## SHORT PROBLEM
What follows is a listing to be transcribed exactly.

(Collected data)

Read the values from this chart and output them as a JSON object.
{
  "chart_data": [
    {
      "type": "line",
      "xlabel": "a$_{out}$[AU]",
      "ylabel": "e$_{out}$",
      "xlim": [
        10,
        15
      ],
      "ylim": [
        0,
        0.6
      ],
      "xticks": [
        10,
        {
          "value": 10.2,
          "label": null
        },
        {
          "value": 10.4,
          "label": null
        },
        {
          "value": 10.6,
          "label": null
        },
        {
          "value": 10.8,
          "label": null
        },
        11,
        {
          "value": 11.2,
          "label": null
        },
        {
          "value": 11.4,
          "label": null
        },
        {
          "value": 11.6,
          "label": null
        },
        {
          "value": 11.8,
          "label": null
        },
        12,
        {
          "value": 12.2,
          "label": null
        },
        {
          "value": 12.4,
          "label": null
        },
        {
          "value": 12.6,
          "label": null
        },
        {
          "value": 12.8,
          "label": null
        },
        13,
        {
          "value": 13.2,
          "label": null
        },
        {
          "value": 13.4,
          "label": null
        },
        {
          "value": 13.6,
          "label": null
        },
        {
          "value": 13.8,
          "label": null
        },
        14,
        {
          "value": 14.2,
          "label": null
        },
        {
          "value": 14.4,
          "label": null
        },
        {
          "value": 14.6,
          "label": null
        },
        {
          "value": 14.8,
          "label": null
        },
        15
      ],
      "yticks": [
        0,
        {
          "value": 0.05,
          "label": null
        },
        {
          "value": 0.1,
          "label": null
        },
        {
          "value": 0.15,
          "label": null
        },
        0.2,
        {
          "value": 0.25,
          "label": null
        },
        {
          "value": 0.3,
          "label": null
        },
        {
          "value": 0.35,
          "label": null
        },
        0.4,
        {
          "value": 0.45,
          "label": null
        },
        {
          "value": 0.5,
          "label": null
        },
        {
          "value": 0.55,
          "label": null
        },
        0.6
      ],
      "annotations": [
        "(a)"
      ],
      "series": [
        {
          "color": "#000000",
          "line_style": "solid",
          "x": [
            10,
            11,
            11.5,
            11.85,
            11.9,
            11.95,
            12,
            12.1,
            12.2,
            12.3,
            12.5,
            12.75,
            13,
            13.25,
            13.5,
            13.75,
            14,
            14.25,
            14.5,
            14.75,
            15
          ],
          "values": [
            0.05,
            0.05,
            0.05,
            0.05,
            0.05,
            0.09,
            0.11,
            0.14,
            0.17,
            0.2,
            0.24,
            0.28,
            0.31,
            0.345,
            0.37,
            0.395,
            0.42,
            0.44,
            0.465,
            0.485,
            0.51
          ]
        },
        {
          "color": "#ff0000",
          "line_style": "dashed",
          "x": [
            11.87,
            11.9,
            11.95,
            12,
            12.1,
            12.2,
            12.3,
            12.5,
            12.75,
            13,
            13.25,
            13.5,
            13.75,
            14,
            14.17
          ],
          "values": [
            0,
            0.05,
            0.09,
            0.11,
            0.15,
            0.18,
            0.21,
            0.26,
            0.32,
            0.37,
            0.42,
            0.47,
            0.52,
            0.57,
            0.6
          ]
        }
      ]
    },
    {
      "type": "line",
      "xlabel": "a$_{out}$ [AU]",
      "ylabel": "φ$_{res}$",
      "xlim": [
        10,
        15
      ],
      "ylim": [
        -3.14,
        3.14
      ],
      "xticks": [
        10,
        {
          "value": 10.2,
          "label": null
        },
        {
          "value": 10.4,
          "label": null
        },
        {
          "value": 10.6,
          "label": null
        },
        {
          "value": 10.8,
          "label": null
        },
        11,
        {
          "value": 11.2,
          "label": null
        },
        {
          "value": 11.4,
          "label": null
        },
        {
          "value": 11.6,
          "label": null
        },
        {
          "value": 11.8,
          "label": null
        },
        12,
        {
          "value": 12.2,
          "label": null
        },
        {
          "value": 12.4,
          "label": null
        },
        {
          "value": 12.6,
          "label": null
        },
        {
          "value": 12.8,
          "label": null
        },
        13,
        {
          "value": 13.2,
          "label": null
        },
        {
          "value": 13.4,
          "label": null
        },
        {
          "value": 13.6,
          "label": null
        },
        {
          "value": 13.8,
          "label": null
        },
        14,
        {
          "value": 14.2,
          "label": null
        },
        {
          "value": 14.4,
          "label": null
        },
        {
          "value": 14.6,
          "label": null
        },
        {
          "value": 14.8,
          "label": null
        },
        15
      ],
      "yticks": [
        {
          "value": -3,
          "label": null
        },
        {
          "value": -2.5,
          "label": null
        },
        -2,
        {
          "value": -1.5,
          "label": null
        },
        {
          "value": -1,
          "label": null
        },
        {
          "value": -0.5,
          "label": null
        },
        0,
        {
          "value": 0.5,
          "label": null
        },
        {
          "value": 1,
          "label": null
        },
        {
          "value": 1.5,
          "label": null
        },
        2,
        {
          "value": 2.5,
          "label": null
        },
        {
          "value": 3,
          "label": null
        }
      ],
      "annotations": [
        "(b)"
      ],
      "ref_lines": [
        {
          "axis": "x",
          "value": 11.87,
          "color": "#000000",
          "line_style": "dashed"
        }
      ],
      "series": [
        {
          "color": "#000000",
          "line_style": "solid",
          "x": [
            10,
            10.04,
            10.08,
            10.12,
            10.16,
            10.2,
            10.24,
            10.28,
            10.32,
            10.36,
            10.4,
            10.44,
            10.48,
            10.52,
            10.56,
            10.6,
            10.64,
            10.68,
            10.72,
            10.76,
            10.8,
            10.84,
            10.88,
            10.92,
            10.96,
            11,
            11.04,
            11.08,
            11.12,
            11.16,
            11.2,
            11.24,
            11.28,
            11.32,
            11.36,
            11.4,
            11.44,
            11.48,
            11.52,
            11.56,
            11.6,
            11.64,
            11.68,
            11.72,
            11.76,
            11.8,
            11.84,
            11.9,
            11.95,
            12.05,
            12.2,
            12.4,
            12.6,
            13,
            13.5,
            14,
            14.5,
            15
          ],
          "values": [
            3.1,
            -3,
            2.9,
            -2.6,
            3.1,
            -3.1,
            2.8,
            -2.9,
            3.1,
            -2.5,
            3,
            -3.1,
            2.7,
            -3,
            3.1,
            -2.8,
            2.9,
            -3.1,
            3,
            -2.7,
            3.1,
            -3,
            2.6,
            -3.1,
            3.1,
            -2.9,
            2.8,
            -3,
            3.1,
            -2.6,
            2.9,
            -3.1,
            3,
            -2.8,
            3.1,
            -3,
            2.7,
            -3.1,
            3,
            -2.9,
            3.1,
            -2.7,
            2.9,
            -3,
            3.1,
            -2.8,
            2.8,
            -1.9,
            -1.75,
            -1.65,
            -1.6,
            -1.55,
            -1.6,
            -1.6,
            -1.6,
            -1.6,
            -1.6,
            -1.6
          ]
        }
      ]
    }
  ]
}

## SOLUTION
Read the values from this chart and output them as a JSON object.
{
  "chart_data": [
    {
      "type": "line",
      "xlabel": "a$_{out}$[AU]",
      "ylabel": "e$_{out}$",
      "xlim": [
        10,
        15
      ],
      "ylim": [
        0,
        0.6
      ],
      "xticks": [
        10,
        {
          "value": 10.2,
          "label": null
        },
        {
          "value": 10.4,
          "label": null
        },
        {
          "value": 10.6,
          "label": null
        },
        {
          "value": 10.8,
          "label": null
        },
        11,
        {
          "value": 11.2,
          "label": null
        },
        {
          "value": 11.4,
          "label": null
        },
        {
          "value": 11.6,
          "label": null
        },
        {
          "value": 11.8,
          "label": null
        },
        12,
        {
          "value": 12.2,
          "label": null
        },
        {
          "value": 12.4,
          "label": null
        },
        {
          "value": 12.6,
          "label": null
        },
        {
          "value": 12.8,
          "label": null
        },
        13,
        {
          "value": 13.2,
          "label": null
        },
        {
          "value": 13.4,
          "label": null
        },
        {
          "value": 13.6,
          "label": null
        },
        {
          "value": 13.8,
          "label": null
        },
        14,
        {
          "value": 14.2,
          "label": null
        },
        {
          "value": 14.4,
          "label": null
        },
        {
          "value": 14.6,
          "label": null
        },
        {
          "value": 14.8,
          "label": null
        },
        15
      ],
      "yticks": [
        0,
        {
          "value": 0.05,
          "label": null
        },
        {
          "value": 0.1,
          "label": null
        },
        {
          "value": 0.15,
          "label": null
        },
        0.2,
        {
          "value": 0.25,
          "label": null
        },
        {
          "value": 0.3,
          "label": null
        },
        {
          "value": 0.35,
          "label": null
        },
        0.4,
        {
          "value": 0.45,
          "label": null
        },
        {
          "value": 0.5,
          "label": null
        },
        {
          "value": 0.55,
          "label": null
        },
        0.6
      ],
      "annotations": [
        "(a)"
      ],
      "series": [
        {
          "color": "#000000",
          "line_style": "solid",
          "x": [
            10,
            11,
            11.5,
            11.85,
            11.9,
            11.95,
            12,
            12.1,
            12.2,
            12.3,
            12.5,
            12.75,
            13,
            13.25,
            13.5,
            13.75,
            14,
            14.25,
            14.5,
            14.75,
            15
          ],
          "values": [
            0.05,
            0.05,
            0.05,
            0.05,
            0.05,
            0.09,
            0.11,
            0.14,
            0.17,
            0.2,
            0.24,
            0.28,
            0.31,
            0.345,
            0.37,
            0.395,
            0.42,
            0.44,
            0.465,
            0.485,
            0.51
          ]
        },
        {
          "color": "#ff0000",
          "line_style": "dashed",
          "x": [
            11.87,
            11.9,
            11.95,
            12,
            12.1,
            12.2,
            12.3,
            12.5,
            12.75,
            13,
            13.25,
            13.5,
            13.75,
            14,
            14.17
          ],
          "values": [
            0,
            0.05,
            0.09,
            0.11,
            0.15,
            0.18,
            0.21,
            0.26,
            0.32,
            0.37,
            0.42,
            0.47,
            0.52,
            0.57,
            0.6
          ]
        }
      ]
    },
    {
      "type": "line",
      "xlabel": "a$_{out}$ [AU]",
      "ylabel": "φ$_{res}$",
      "xlim": [
        10,
        15
      ],
      "ylim": [
        -3.14,
        3.14
      ],
      "xticks": [
        10,
        {
          "value": 10.2,
          "label": null
        },
        {
          "value": 10.4,
          "label": null
        },
        {
          "value": 10.6,
          "label": null
        },
        {
          "value": 10.8,
          "label": null
        },
        11,
        {
          "value": 11.2,
          "label": null
        },
        {
          "value": 11.4,
          "label": null
        },
        {
          "value": 11.6,
          "label": null
        },
        {
          "value": 11.8,
          "label": null
        },
        12,
        {
          "value": 12.2,
          "label": null
        },
        {
          "value": 12.4,
          "label": null
        },
        {
          "value": 12.6,
          "label": null
        },
        {
          "value": 12.8,
          "label": null
        },
        13,
        {
          "value": 13.2,
          "label": null
        },
        {
          "value": 13.4,
          "label": null
        },
        {
          "value": 13.6,
          "label": null
        },
        {
          "value": 13.8,
          "label": null
        },
        14,
        {
          "value": 14.2,
          "label": null
        },
        {
          "value": 14.4,
          "label": null
        },
        {
          "value": 14.6,
          "label": null
        },
        {
          "value": 14.8,
          "label": null
        },
        15
      ],
      "yticks": [
        {
          "value": -3,
          "label": null
        },
        {
          "value": -2.5,
          "label": null
        },
        -2,
        {
          "value": -1.5,
          "label": null
        },
        {
          "value": -1,
          "label": null
        },
        {
          "value": -0.5,
          "label": null
        },
        0,
        {
          "value": 0.5,
          "label": null
        },
        {
          "value": 1,
          "label": null
        },
        {
          "value": 1.5,
          "label": null
        },
        2,
        {
          "value": 2.5,
          "label": null
        },
        {
          "value": 3,
          "label": null
        }
      ],
      "annotations": [
        "(b)"
      ],
      "ref_lines": [
        {
          "axis": "x",
          "value": 11.87,
          "color": "#000000",
          "line_style": "dashed"
        }
      ],
      "series": [
        {
          "color": "#000000",
          "line_style": "solid",
          "x": [
            10,
            10.04,
            10.08,
            10.12,
            10.16,
            10.2,
            10.24,
            10.28,
            10.32,
            10.36,
            10.4,
            10.44,
            10.48,
            10.52,
            10.56,
            10.6,
            10.64,
            10.68,
            10.72,
            10.76,
            10.8,
            10.84,
            10.88,
            10.92,
            10.96,
            11,
            11.04,
            11.08,
            11.12,
            11.16,
            11.2,
            11.24,
            11.28,
            11.32,
            11.36,
            11.4,
            11.44,
            11.48,
            11.52,
            11.56,
            11.6,
            11.64,
            11.68,
            11.72,
            11.76,
            11.8,
            11.84,
            11.9,
            11.95,
            12.05,
            12.2,
            12.4,
            12.6,
            13,
            13.5,
            14,
            14.5,
            15
          ],
          "values": [
            3.1,
            -3,
            2.9,
            -2.6,
            3.1,
            -3.1,
            2.8,
            -2.9,
            3.1,
            -2.5,
            3,
            -3.1,
            2.7,
            -3,
            3.1,
            -2.8,
            2.9,
            -3.1,
            3,
            -2.7,
            3.1,
            -3,
            2.6,
            -3.1,
            3.1,
            -2.9,
            2.8,
            -3,
            3.1,
            -2.6,
            2.9,
            -3.1,
            3,
            -2.8,
            3.1,
            -3,
            2.7,
            -3.1,
            3,
            -2.9,
            3.1,
            -2.7,
            2.9,
            -3,
            3.1,
            -2.8,
            2.8,
            -1.9,
            -1.75,
            -1.65,
            -1.6,
            -1.55,
            -1.6,
            -1.6,
            -1.6,
            -1.6,
            -1.6,
            -1.6
          ]
        }
      ]
    }
  ]
}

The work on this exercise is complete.